Pictures stay out; everything else in the records below is copied exactly.

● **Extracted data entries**

============================================================

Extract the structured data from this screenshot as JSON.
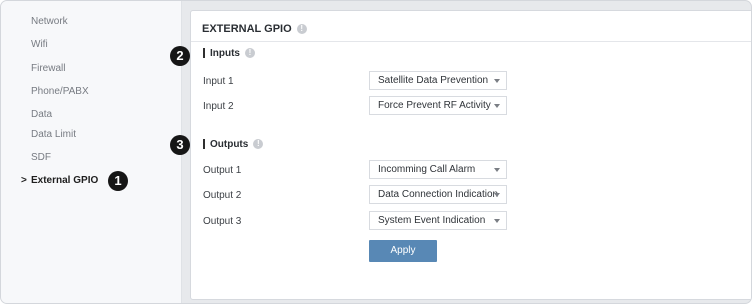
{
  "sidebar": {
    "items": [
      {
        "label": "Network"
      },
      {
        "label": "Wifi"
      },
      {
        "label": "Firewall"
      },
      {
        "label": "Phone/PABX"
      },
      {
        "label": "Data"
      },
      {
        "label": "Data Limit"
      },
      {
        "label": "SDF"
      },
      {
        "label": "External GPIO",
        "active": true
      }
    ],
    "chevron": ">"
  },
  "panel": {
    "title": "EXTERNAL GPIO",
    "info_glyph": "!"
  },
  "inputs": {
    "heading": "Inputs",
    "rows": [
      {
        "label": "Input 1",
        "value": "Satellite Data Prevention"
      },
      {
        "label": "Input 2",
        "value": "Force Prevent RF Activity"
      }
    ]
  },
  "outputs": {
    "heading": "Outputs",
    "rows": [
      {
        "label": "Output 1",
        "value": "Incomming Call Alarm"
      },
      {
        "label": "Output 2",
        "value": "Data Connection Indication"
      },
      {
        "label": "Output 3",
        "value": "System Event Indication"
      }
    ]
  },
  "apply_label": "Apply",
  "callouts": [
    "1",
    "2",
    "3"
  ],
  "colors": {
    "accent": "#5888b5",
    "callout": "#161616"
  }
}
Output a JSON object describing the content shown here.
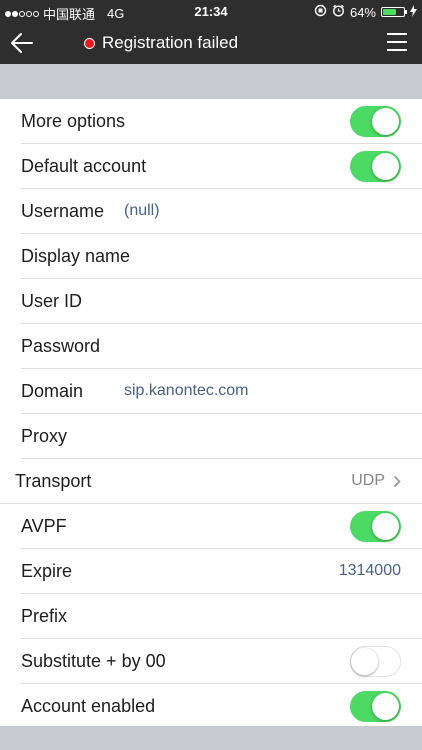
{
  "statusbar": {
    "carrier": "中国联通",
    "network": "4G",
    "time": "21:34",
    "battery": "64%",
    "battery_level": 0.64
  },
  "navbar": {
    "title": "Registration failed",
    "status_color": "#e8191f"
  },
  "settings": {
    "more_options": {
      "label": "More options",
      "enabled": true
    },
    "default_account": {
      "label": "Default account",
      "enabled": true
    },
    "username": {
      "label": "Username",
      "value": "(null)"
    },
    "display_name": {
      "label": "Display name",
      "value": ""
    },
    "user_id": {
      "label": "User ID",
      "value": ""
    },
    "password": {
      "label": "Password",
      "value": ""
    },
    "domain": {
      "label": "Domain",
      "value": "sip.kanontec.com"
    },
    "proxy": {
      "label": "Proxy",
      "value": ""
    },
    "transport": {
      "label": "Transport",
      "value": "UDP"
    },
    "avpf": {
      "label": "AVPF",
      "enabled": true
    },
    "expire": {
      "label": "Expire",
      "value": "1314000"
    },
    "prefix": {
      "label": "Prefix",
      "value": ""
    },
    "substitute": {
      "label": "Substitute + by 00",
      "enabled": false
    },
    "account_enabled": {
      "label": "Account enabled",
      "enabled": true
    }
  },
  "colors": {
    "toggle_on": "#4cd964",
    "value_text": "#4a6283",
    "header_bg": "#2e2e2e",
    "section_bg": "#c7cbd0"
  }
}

============================================================

● **RESPONSE TO THIS EXERCISE**
Extract the structured data from this screenshot as JSON.
{
  "sidebar": {
    "items": [
      {
        "label": "Network"
      },
      {
        "label": "Wifi"
      },
      {
        "label": "Firewall"
      },
      {
        "label": "Phone/PABX"
      },
      {
        "label": "Data"
      },
      {
        "label": "Data Limit"
      },
      {
        "label": "SDF"
      },
      {
        "label": "External GPIO",
        "active": true
      }
    ],
    "chevron": ">"
  },
  "panel": {
    "title": "EXTERNAL GPIO",
    "info_glyph": "!"
  },
  "inputs": {
    "heading": "Inputs",
    "rows": [
      {
        "label": "Input 1",
        "value": "Satellite Data Prevention"
      },
      {
        "label": "Input 2",
        "value": "Force Prevent RF Activity"
      }
    ]
  },
  "outputs": {
    "heading": "Outputs",
    "rows": [
      {
        "label": "Output 1",
        "value": "Incomming Call Alarm"
      },
      {
        "label": "Output 2",
        "value": "Data Connection Indication"
      },
      {
        "label": "Output 3",
        "value": "System Event Indication"
      }
    ]
  },
  "apply_label": "Apply",
  "callouts": [
    "1",
    "2",
    "3"
  ],
  "colors": {
    "accent": "#5888b5",
    "callout": "#161616"
  }
}
Output a JSON object describing the content shown here.
{
  "statusbar": {
    "carrier": "中国联通",
    "network": "4G",
    "time": "21:34",
    "battery": "64%",
    "battery_level": 0.64
  },
  "navbar": {
    "title": "Registration failed",
    "status_color": "#e8191f"
  },
  "settings": {
    "more_options": {
      "label": "More options",
      "enabled": true
    },
    "default_account": {
      "label": "Default account",
      "enabled": true
    },
    "username": {
      "label": "Username",
      "value": "(null)"
    },
    "display_name": {
      "label": "Display name",
      "value": ""
    },
    "user_id": {
      "label": "User ID",
      "value": ""
    },
    "password": {
      "label": "Password",
      "value": ""
    },
    "domain": {
      "label": "Domain",
      "value": "sip.kanontec.com"
    },
    "proxy": {
      "label": "Proxy",
      "value": ""
    },
    "transport": {
      "label": "Transport",
      "value": "UDP"
    },
    "avpf": {
      "label": "AVPF",
      "enabled": true
    },
    "expire": {
      "label": "Expire",
      "value": "1314000"
    },
    "prefix": {
      "label": "Prefix",
      "value": ""
    },
    "substitute": {
      "label": "Substitute + by 00",
      "enabled": false
    },
    "account_enabled": {
      "label": "Account enabled",
      "enabled": true
    }
  },
  "colors": {
    "toggle_on": "#4cd964",
    "value_text": "#4a6283",
    "header_bg": "#2e2e2e",
    "section_bg": "#c7cbd0"
  }
}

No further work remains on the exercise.